## [What you will do]
Isolate every line in the records below with "bệnh" in it.

## [Entries shown]
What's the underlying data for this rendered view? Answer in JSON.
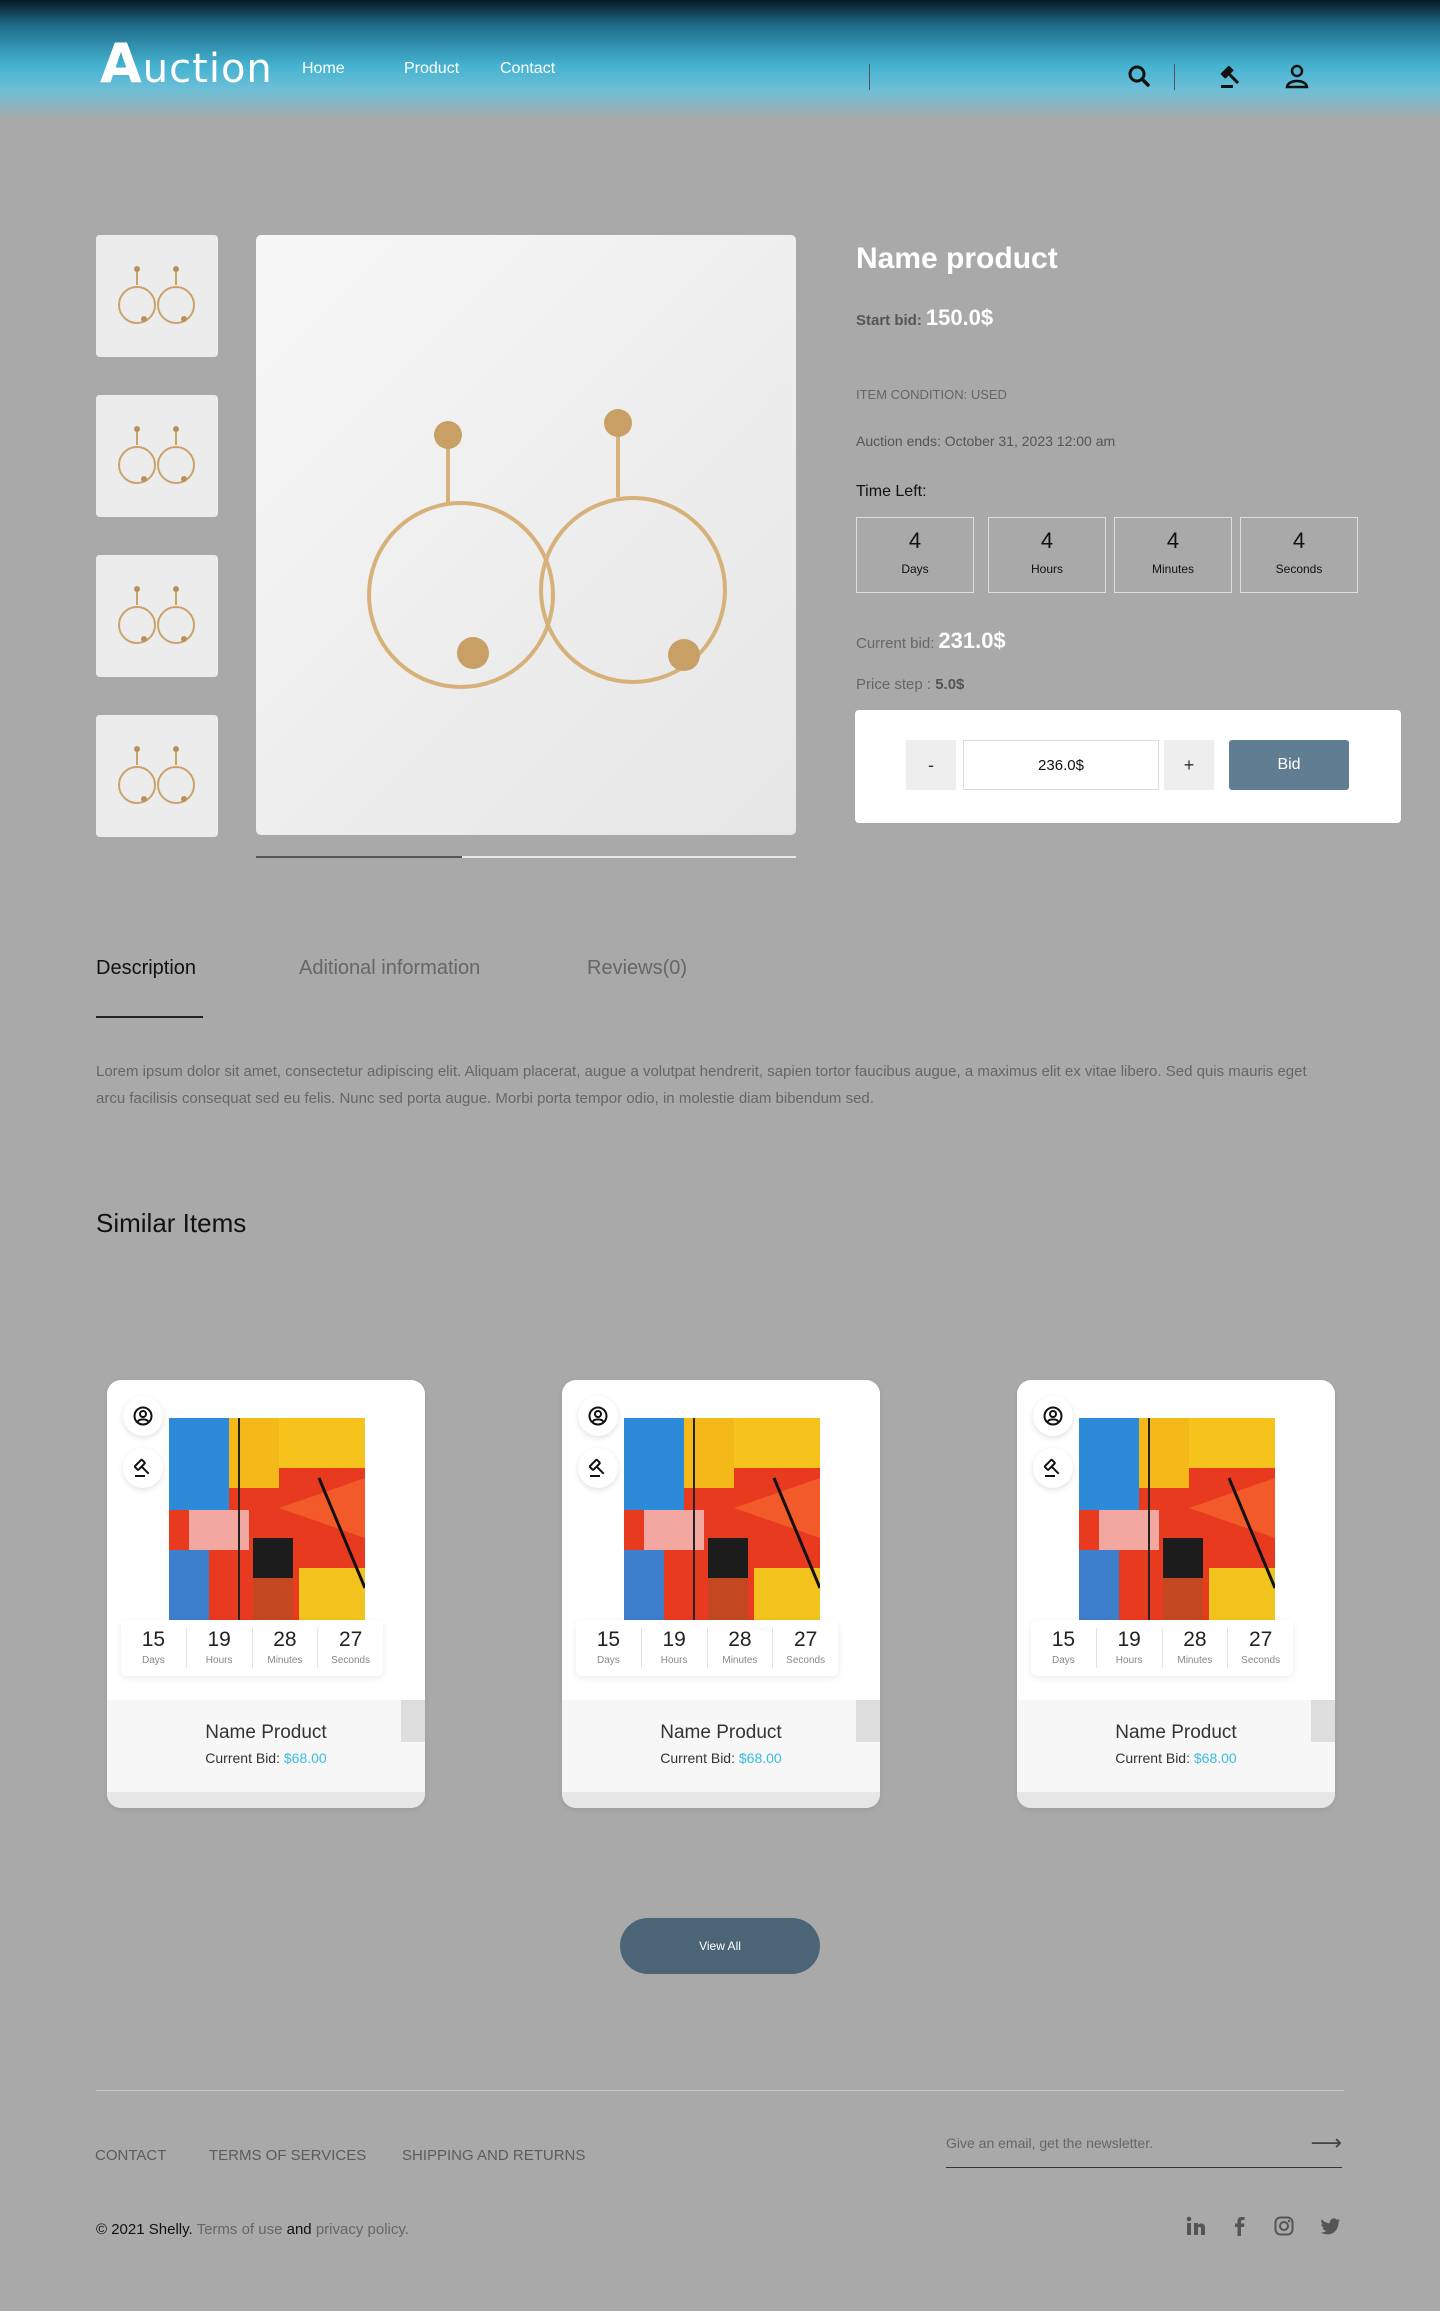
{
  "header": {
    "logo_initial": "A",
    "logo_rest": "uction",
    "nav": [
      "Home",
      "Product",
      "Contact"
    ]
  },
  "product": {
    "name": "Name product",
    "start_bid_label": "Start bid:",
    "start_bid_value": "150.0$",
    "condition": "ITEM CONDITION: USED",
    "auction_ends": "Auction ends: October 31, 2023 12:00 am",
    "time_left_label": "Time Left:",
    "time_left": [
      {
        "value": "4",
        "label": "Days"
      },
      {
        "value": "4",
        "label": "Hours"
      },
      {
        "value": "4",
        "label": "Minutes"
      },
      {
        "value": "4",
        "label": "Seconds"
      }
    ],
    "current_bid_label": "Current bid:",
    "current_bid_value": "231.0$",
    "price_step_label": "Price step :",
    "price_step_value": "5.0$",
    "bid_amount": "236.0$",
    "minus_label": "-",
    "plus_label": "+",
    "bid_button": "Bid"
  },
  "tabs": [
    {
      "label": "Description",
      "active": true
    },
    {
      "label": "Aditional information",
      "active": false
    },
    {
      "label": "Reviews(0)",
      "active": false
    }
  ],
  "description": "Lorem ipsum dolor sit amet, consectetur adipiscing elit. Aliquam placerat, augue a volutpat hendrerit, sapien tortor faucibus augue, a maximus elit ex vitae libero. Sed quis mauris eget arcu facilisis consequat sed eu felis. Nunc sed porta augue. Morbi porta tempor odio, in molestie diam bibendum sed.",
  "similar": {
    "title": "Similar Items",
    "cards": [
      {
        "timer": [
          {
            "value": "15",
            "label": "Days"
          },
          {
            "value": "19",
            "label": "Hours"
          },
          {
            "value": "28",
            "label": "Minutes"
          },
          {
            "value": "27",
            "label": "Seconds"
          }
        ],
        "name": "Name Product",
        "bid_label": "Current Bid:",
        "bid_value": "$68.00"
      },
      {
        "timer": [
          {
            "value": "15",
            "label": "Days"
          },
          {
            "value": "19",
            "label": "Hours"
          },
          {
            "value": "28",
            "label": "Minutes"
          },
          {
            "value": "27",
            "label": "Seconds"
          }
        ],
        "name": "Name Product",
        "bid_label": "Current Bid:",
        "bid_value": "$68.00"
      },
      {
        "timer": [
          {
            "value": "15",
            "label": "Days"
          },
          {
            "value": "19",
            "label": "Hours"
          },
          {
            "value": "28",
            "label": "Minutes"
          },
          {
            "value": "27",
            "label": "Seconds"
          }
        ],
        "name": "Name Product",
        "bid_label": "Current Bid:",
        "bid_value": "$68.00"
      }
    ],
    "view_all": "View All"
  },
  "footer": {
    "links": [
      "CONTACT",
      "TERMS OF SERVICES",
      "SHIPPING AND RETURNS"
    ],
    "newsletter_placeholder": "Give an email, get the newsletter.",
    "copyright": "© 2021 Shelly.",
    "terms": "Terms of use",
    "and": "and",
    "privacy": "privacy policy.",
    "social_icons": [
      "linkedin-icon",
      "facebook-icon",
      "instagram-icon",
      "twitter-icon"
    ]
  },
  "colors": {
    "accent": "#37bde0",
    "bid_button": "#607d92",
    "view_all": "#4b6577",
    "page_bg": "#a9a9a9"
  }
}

---

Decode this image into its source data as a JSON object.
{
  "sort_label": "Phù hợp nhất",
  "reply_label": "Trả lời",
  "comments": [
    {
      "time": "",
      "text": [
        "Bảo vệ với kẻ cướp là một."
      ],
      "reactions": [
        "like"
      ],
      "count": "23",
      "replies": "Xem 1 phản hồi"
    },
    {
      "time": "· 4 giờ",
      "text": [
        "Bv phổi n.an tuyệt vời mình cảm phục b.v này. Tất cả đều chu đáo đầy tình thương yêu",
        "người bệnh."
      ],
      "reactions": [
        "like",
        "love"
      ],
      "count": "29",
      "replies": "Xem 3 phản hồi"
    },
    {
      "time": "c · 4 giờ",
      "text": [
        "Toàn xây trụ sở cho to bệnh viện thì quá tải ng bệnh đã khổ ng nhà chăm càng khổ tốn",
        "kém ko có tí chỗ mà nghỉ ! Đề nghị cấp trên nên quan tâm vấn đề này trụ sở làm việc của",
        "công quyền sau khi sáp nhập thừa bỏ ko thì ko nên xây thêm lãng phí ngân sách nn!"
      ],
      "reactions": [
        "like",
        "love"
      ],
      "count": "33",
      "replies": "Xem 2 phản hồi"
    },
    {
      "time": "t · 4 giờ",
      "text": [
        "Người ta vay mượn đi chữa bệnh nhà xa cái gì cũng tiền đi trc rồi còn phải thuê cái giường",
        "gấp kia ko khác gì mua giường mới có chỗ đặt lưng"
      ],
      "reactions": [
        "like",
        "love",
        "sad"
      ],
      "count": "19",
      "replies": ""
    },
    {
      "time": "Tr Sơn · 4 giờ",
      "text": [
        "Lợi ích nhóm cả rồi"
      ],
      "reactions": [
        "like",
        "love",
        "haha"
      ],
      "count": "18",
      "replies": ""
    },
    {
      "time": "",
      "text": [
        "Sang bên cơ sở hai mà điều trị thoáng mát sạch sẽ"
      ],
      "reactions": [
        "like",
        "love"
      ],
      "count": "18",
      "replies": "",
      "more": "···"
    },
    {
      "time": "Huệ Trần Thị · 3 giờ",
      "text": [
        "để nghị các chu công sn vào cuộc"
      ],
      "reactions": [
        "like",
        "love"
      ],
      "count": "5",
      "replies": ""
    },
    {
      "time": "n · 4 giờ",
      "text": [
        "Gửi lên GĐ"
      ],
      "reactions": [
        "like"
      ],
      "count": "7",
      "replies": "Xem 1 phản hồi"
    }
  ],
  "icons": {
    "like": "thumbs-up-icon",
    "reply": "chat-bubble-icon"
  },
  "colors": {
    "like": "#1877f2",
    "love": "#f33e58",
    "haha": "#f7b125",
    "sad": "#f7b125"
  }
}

--

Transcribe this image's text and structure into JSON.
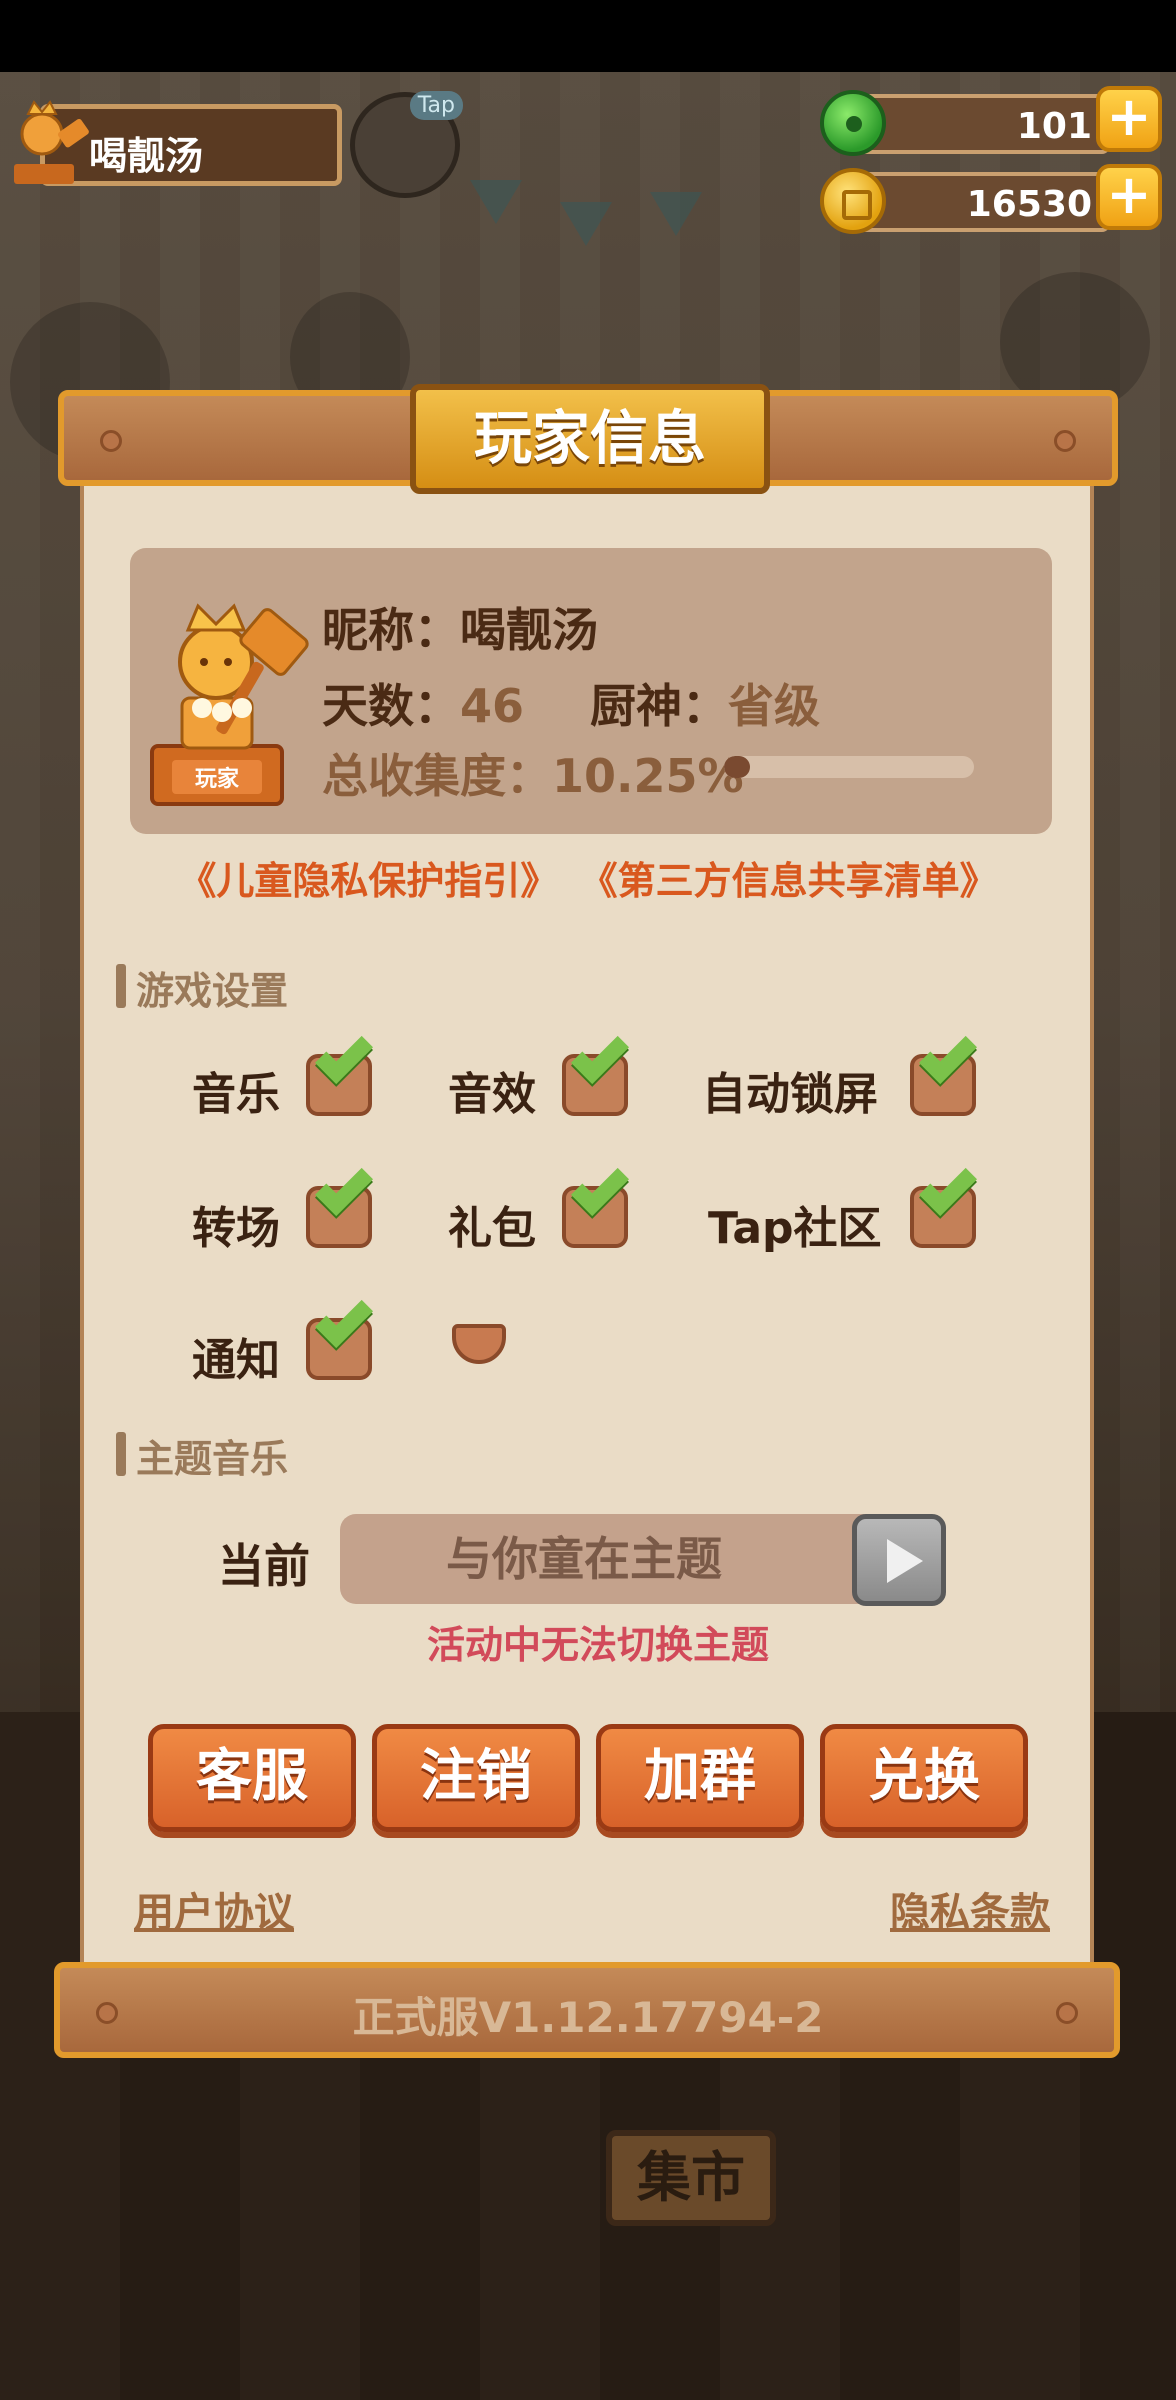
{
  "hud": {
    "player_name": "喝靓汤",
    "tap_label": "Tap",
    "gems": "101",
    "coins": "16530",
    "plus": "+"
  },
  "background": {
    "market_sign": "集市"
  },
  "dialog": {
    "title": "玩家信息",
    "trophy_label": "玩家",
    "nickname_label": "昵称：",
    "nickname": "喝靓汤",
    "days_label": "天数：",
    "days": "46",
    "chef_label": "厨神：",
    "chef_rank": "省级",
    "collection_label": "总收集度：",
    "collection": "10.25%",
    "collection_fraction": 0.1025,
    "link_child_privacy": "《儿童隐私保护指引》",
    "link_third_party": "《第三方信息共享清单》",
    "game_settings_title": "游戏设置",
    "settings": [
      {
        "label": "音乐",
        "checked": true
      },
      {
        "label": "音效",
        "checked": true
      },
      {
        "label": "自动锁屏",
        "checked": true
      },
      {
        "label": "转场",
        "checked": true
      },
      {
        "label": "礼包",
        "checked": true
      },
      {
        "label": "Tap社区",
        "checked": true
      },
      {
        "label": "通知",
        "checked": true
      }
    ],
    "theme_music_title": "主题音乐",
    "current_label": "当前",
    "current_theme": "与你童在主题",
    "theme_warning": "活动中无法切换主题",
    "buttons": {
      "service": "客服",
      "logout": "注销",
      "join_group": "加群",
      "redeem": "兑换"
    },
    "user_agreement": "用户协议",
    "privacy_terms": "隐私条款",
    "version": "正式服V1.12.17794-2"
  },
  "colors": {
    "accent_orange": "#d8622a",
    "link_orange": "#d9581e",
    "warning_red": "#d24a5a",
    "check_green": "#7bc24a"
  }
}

## [Solution to the exercise]
        "người bệnh."
        "Toàn xây trụ sở cho to bệnh viện thì quá tải ng bệnh đã khổ ng nhà chăm càng khổ tốn",
        "Người ta vay mượn đi chữa bệnh nhà xa cái gì cũng tiền đi trc rồi còn phải thuê cái giường",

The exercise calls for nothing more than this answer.